___ Recorded data ___

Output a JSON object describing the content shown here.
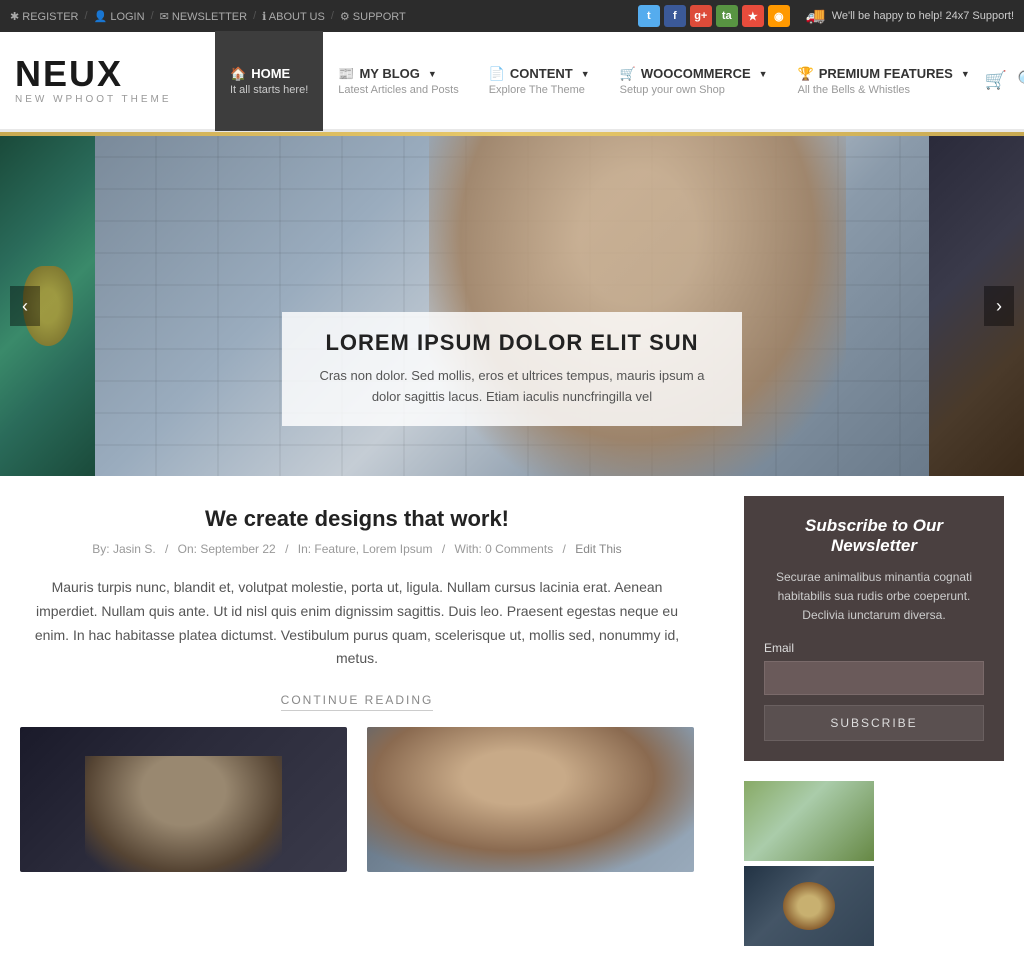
{
  "topbar": {
    "links": [
      {
        "label": "REGISTER",
        "icon": "✱"
      },
      {
        "label": "LOGIN",
        "icon": "👤"
      },
      {
        "label": "NEWSLETTER",
        "icon": "✉"
      },
      {
        "label": "ABOUT US",
        "icon": "ℹ"
      },
      {
        "label": "SUPPORT",
        "icon": "⚙"
      }
    ],
    "social": [
      {
        "name": "twitter",
        "icon": "t",
        "class": "si-twitter"
      },
      {
        "name": "facebook",
        "icon": "f",
        "class": "si-facebook"
      },
      {
        "name": "google",
        "icon": "g+",
        "class": "si-google"
      },
      {
        "name": "tripadvisor",
        "icon": "ta",
        "class": "si-tripadvisor"
      },
      {
        "name": "star",
        "icon": "★",
        "class": "si-star"
      },
      {
        "name": "rss",
        "icon": "◉",
        "class": "si-rss"
      }
    ],
    "support_text": "We'll be happy to help! 24x7 Support!"
  },
  "header": {
    "logo": "NEUX",
    "tagline": "NEW WPHOOT THEME",
    "nav": [
      {
        "label": "HOME",
        "sublabel": "It all starts here!",
        "icon": "🏠",
        "active": true,
        "has_arrow": false
      },
      {
        "label": "MY BLOG",
        "sublabel": "Latest Articles and Posts",
        "icon": "📰",
        "active": false,
        "has_arrow": true
      },
      {
        "label": "CONTENT",
        "sublabel": "Explore The Theme",
        "icon": "📄",
        "active": false,
        "has_arrow": true
      },
      {
        "label": "WOOCOMMERCE",
        "sublabel": "Setup your own Shop",
        "icon": "🛒",
        "active": false,
        "has_arrow": true
      },
      {
        "label": "PREMIUM FEATURES",
        "sublabel": "All the Bells & Whistles",
        "icon": "🏆",
        "active": false,
        "has_arrow": true
      }
    ]
  },
  "slider": {
    "caption_title": "LOREM IPSUM DOLOR ELIT SUN",
    "caption_text": "Cras non dolor. Sed mollis, eros et ultrices tempus, mauris ipsum a dolor sagittis lacus. Etiam iaculis nuncfringilla vel"
  },
  "article": {
    "title": "We create designs that work!",
    "meta_by": "By: Jasin S.",
    "meta_on": "On: September 22",
    "meta_in": "In: Feature, Lorem Ipsum",
    "meta_with": "With: 0 Comments",
    "meta_edit": "Edit This",
    "body": "Mauris turpis nunc, blandit et, volutpat molestie, porta ut, ligula. Nullam cursus lacinia erat. Aenean imperdiet. Nullam quis ante. Ut id nisl quis enim dignissim sagittis. Duis leo. Praesent egestas neque eu enim. In hac habitasse platea dictumst. Vestibulum purus quam, scelerisque ut, mollis sed, nonummy id, metus.",
    "continue_label": "CONTINUE READING"
  },
  "sidebar": {
    "newsletter_title": "Subscribe to Our Newsletter",
    "newsletter_desc": "Securae animalibus minantia cognati habitabilis sua rudis orbe coeperunt. Declivia iunctarum diversa.",
    "email_label": "Email",
    "email_placeholder": "",
    "subscribe_label": "SUBSCRIBE"
  }
}
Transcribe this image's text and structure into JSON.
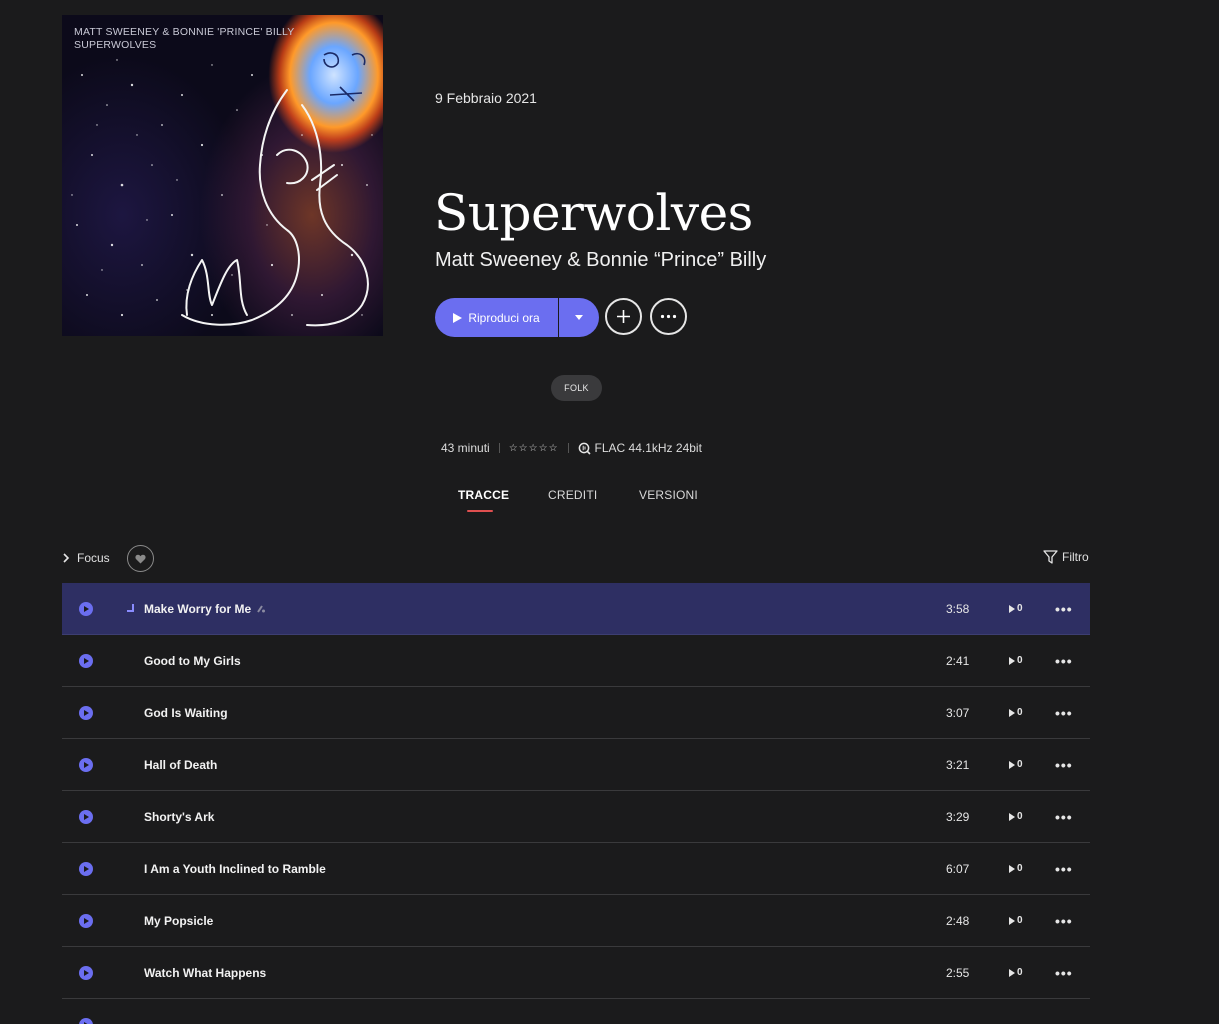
{
  "album": {
    "cover_text_line1": "MATT SWEENEY & BONNIE 'PRINCE' BILLY",
    "cover_text_line2": "SUPERWOLVES",
    "release_date": "9 Febbraio 2021",
    "title": "Superwolves",
    "artist": "Matt Sweeney & Bonnie “Prince” Billy",
    "genre": "FOLK",
    "duration": "43 minuti",
    "rating_stars": "☆☆☆☆☆",
    "quality": "FLAC 44.1kHz 24bit"
  },
  "actions": {
    "play_now": "Riproduci ora",
    "add_icon": "plus-icon",
    "more_icon": "more-icon"
  },
  "tabs": [
    {
      "label": "TRACCE",
      "active": true
    },
    {
      "label": "CREDITI",
      "active": false
    },
    {
      "label": "VERSIONI",
      "active": false
    }
  ],
  "toolbar": {
    "focus_label": "Focus",
    "filter_label": "Filtro"
  },
  "tracks": [
    {
      "title": "Make Worry for Me",
      "duration": "3:58",
      "plays": "0",
      "active": true
    },
    {
      "title": "Good to My Girls",
      "duration": "2:41",
      "plays": "0"
    },
    {
      "title": "God Is Waiting",
      "duration": "3:07",
      "plays": "0"
    },
    {
      "title": "Hall of Death",
      "duration": "3:21",
      "plays": "0"
    },
    {
      "title": "Shorty's Ark",
      "duration": "3:29",
      "plays": "0"
    },
    {
      "title": "I Am a Youth Inclined to Ramble",
      "duration": "6:07",
      "plays": "0"
    },
    {
      "title": "My Popsicle",
      "duration": "2:48",
      "plays": "0"
    },
    {
      "title": "Watch What Happens",
      "duration": "2:55",
      "plays": "0"
    }
  ],
  "colors": {
    "accent": "#6b6ef0",
    "background": "#1b1b1c",
    "active_row": "#2e2f63",
    "tab_underline": "#e05050"
  }
}
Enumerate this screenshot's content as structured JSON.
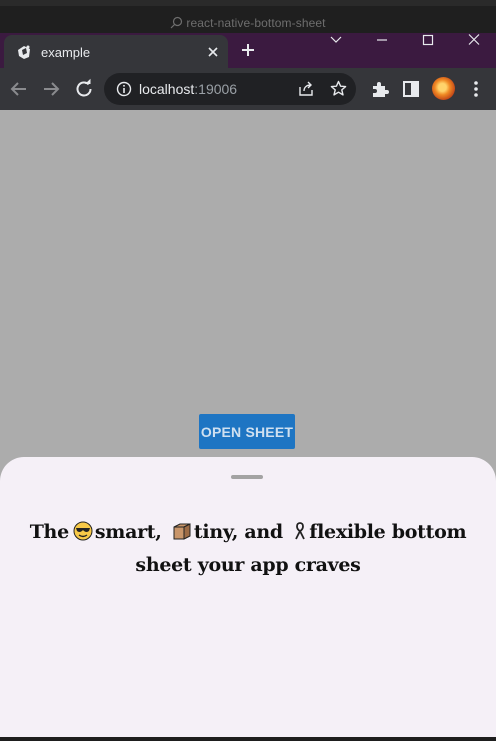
{
  "window": {
    "title": "react-native-bottom-sheet"
  },
  "tab": {
    "title": "example"
  },
  "address_bar": {
    "host": "localhost",
    "port": ":19006"
  },
  "page": {
    "open_button_label": "OPEN SHEET",
    "sheet": {
      "headline_part1": "The",
      "headline_part2": "smart,",
      "headline_part3": "tiny, and",
      "headline_part4": "flexible bottom",
      "headline_part5": "sheet your app craves"
    }
  },
  "icons": [
    "search-icon",
    "favicon-icon",
    "close-icon",
    "plus-icon",
    "chevron-down-icon",
    "minimize-icon",
    "maximize-icon",
    "close-window-icon",
    "back-icon",
    "forward-icon",
    "reload-icon",
    "info-icon",
    "share-icon",
    "star-icon",
    "puzzle-icon",
    "side-panel-icon",
    "kebab-menu-icon",
    "sunglasses-emoji-icon",
    "box-emoji-icon",
    "ribbon-emoji-icon"
  ],
  "colors": {
    "tab_strip": "#3b1a40",
    "toolbar": "#35363a",
    "page_background": "#acacac",
    "button": "#1e75c3",
    "sheet": "#f5f0f7"
  }
}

___

## Given task
In the entries above, find each line with the word "sublabel" and show it.

## Completed exercise
        "sublabel": "It all starts here!",
        "sublabel": "Latest Articles and Posts",
        "sublabel": "Explore The Theme",
        "sublabel": "Setup your own Shop",
        "sublabel": "All the Bells & Whistles",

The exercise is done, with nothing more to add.